* [Stored data entries]:
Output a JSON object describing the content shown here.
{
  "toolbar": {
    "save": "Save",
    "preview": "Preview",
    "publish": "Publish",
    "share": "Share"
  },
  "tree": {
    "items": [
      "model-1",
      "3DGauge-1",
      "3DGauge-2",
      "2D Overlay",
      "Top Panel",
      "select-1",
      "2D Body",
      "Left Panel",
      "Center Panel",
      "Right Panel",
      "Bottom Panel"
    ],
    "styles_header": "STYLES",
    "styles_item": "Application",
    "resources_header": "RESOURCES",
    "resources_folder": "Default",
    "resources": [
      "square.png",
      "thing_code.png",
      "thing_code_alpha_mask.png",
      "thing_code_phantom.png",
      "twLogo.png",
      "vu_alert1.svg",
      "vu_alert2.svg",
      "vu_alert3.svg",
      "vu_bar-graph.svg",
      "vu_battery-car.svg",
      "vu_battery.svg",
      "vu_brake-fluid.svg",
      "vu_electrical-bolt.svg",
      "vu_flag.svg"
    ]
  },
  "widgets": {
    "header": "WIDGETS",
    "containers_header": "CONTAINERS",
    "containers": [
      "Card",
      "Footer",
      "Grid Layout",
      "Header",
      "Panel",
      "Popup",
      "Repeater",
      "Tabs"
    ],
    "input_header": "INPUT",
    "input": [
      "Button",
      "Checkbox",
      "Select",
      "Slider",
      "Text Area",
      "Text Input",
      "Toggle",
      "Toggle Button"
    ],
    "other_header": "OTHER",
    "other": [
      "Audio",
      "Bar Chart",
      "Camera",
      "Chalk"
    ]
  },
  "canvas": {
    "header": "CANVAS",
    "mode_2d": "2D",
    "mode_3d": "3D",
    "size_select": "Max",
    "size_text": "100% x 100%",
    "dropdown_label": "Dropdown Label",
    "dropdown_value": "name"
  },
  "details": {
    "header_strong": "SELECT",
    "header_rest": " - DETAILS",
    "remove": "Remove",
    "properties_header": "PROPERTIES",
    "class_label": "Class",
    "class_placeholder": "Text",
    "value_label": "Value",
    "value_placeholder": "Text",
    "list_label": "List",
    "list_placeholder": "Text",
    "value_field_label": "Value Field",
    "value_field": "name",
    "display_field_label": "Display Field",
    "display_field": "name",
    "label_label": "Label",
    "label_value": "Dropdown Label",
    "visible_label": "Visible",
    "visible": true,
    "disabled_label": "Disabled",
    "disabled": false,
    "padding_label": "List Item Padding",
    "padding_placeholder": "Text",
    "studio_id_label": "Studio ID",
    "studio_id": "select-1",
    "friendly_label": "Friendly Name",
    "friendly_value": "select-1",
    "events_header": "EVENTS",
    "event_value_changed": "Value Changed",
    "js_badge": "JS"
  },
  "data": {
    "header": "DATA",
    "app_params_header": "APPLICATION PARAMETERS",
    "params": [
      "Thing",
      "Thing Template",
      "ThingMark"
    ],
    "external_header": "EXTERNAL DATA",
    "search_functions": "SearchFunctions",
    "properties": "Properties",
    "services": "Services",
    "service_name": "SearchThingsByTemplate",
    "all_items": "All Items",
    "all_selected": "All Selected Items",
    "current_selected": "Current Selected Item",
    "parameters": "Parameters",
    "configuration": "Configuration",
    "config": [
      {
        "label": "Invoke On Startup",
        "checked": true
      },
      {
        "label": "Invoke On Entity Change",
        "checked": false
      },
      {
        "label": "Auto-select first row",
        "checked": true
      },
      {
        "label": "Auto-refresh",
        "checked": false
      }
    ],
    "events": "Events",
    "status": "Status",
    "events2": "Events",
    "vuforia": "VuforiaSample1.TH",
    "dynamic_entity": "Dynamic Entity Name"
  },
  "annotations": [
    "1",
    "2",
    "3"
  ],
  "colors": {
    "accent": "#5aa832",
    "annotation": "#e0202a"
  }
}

* [What the task requires]: Take the entries above and copy them out exactly.

* [Solution for this problem]:
Output a JSON object describing the content shown here.
{
  "toolbar": {
    "save": "Save",
    "preview": "Preview",
    "publish": "Publish",
    "share": "Share"
  },
  "tree": {
    "items": [
      "model-1",
      "3DGauge-1",
      "3DGauge-2",
      "2D Overlay",
      "Top Panel",
      "select-1",
      "2D Body",
      "Left Panel",
      "Center Panel",
      "Right Panel",
      "Bottom Panel"
    ],
    "styles_header": "STYLES",
    "styles_item": "Application",
    "resources_header": "RESOURCES",
    "resources_folder": "Default",
    "resources": [
      "square.png",
      "thing_code.png",
      "thing_code_alpha_mask.png",
      "thing_code_phantom.png",
      "twLogo.png",
      "vu_alert1.svg",
      "vu_alert2.svg",
      "vu_alert3.svg",
      "vu_bar-graph.svg",
      "vu_battery-car.svg",
      "vu_battery.svg",
      "vu_brake-fluid.svg",
      "vu_electrical-bolt.svg",
      "vu_flag.svg"
    ]
  },
  "widgets": {
    "header": "WIDGETS",
    "containers_header": "CONTAINERS",
    "containers": [
      "Card",
      "Footer",
      "Grid Layout",
      "Header",
      "Panel",
      "Popup",
      "Repeater",
      "Tabs"
    ],
    "input_header": "INPUT",
    "input": [
      "Button",
      "Checkbox",
      "Select",
      "Slider",
      "Text Area",
      "Text Input",
      "Toggle",
      "Toggle Button"
    ],
    "other_header": "OTHER",
    "other": [
      "Audio",
      "Bar Chart",
      "Camera",
      "Chalk"
    ]
  },
  "canvas": {
    "header": "CANVAS",
    "mode_2d": "2D",
    "mode_3d": "3D",
    "size_select": "Max",
    "size_text": "100% x 100%",
    "dropdown_label": "Dropdown Label",
    "dropdown_value": "name"
  },
  "details": {
    "header_strong": "SELECT",
    "header_rest": " - DETAILS",
    "remove": "Remove",
    "properties_header": "PROPERTIES",
    "class_label": "Class",
    "class_placeholder": "Text",
    "value_label": "Value",
    "value_placeholder": "Text",
    "list_label": "List",
    "list_placeholder": "Text",
    "value_field_label": "Value Field",
    "value_field": "name",
    "display_field_label": "Display Field",
    "display_field": "name",
    "label_label": "Label",
    "label_value": "Dropdown Label",
    "visible_label": "Visible",
    "visible": true,
    "disabled_label": "Disabled",
    "disabled": false,
    "padding_label": "List Item Padding",
    "padding_placeholder": "Text",
    "studio_id_label": "Studio ID",
    "studio_id": "select-1",
    "friendly_label": "Friendly Name",
    "friendly_value": "select-1",
    "events_header": "EVENTS",
    "event_value_changed": "Value Changed",
    "js_badge": "JS"
  },
  "data": {
    "header": "DATA",
    "app_params_header": "APPLICATION PARAMETERS",
    "params": [
      "Thing",
      "Thing Template",
      "ThingMark"
    ],
    "external_header": "EXTERNAL DATA",
    "search_functions": "SearchFunctions",
    "properties": "Properties",
    "services": "Services",
    "service_name": "SearchThingsByTemplate",
    "all_items": "All Items",
    "all_selected": "All Selected Items",
    "current_selected": "Current Selected Item",
    "parameters": "Parameters",
    "configuration": "Configuration",
    "config": [
      {
        "label": "Invoke On Startup",
        "checked": true
      },
      {
        "label": "Invoke On Entity Change",
        "checked": false
      },
      {
        "label": "Auto-select first row",
        "checked": true
      },
      {
        "label": "Auto-refresh",
        "checked": false
      }
    ],
    "events": "Events",
    "status": "Status",
    "events2": "Events",
    "vuforia": "VuforiaSample1.TH",
    "dynamic_entity": "Dynamic Entity Name"
  },
  "annotations": [
    "1",
    "2",
    "3"
  ],
  "colors": {
    "accent": "#5aa832",
    "annotation": "#e0202a"
  }
}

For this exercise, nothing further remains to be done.